Items listed in a dataset
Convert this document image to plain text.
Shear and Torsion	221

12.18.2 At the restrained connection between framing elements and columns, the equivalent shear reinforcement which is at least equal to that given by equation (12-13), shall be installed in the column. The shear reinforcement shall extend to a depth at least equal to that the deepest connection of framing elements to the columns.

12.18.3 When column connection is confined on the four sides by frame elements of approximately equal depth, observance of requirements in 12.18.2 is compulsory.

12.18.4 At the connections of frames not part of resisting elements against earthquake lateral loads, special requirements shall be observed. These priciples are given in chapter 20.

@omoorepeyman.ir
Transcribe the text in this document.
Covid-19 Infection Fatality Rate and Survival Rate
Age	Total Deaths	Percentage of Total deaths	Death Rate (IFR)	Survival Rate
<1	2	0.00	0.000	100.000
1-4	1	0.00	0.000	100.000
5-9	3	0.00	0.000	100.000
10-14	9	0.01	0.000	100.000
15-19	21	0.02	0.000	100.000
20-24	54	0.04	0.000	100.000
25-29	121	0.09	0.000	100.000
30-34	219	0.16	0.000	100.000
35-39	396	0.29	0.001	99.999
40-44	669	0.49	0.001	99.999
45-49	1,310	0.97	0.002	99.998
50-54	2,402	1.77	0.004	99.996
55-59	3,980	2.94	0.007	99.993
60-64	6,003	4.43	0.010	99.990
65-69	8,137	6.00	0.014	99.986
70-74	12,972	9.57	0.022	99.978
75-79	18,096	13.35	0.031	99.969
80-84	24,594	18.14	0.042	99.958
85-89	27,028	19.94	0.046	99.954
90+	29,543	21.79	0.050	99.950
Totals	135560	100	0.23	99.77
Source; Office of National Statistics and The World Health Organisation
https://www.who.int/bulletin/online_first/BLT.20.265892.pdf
...
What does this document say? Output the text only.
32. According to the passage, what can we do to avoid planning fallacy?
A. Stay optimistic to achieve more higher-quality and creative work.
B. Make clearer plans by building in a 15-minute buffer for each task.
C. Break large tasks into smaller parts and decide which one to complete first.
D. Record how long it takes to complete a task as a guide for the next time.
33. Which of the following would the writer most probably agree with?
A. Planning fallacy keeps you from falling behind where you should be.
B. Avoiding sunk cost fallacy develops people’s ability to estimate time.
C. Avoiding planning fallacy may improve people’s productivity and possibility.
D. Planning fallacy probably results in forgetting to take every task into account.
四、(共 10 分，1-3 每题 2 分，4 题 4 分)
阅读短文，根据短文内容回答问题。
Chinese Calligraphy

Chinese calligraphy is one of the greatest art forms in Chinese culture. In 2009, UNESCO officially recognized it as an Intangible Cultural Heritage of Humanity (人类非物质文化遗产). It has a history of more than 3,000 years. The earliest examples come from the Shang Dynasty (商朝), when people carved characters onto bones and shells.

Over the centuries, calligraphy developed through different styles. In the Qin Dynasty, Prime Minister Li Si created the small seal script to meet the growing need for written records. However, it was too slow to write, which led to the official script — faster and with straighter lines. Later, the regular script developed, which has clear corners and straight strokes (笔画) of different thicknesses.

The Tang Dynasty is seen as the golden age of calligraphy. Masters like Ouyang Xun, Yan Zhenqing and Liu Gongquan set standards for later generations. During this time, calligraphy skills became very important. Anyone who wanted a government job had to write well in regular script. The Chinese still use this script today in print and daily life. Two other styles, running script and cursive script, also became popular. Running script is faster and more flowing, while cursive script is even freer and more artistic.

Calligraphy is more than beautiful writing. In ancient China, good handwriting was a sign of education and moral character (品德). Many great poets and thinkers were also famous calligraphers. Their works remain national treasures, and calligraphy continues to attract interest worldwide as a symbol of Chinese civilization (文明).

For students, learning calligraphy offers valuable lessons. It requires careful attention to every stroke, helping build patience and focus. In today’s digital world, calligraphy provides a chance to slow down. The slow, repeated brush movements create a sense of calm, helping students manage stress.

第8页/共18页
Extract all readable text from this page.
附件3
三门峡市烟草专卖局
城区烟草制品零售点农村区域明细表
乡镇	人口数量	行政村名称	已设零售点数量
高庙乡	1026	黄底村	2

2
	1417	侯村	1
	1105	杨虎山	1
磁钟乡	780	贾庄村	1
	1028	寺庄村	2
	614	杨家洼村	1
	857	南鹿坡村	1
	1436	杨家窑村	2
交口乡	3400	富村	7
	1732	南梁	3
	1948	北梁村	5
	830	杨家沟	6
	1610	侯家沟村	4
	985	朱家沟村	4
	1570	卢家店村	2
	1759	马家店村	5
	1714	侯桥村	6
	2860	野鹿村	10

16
==
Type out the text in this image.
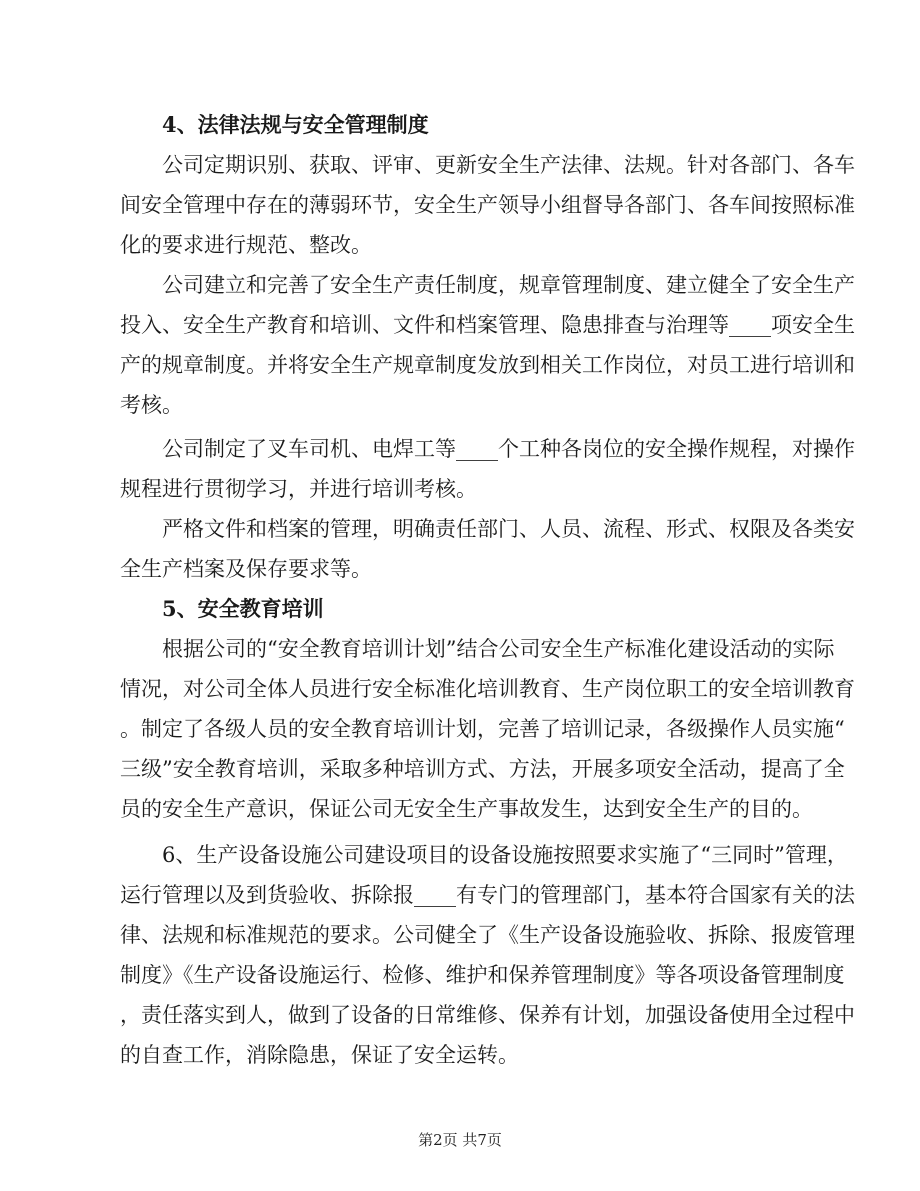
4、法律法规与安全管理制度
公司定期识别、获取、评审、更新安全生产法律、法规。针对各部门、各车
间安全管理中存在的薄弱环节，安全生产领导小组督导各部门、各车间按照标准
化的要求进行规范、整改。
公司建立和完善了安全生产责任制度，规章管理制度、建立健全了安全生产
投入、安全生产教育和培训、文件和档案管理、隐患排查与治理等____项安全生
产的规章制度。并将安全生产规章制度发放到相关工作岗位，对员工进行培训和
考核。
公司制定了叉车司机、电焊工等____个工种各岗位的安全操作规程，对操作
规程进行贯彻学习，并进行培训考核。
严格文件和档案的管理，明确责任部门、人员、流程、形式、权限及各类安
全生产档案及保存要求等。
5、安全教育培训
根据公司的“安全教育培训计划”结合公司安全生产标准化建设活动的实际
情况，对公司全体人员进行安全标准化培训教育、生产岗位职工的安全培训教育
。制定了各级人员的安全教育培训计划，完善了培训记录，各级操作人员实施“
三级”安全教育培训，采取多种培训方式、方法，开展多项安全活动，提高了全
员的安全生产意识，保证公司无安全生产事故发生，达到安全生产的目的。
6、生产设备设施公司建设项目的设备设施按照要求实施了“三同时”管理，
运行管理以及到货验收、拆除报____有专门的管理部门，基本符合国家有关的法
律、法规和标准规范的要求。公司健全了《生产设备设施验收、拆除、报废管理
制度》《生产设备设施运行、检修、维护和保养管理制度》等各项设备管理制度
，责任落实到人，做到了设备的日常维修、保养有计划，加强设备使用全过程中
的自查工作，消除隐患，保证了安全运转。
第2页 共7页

* The problem *
From the material above, gather all lines that include the string "given" and copy them.

* Task response *
12.18.2 At the restrained connection between framing elements and columns, the equivalent shear reinforcement which is at least equal to that given by equation (12-13), shall be installed in the column. The shear reinforcement shall extend to a depth at least equal to that the deepest connection of framing elements to the columns.
12.18.4 At the connections of frames not part of resisting elements against earthquake lateral loads, special requirements shall be observed. These priciples are given in chapter 20.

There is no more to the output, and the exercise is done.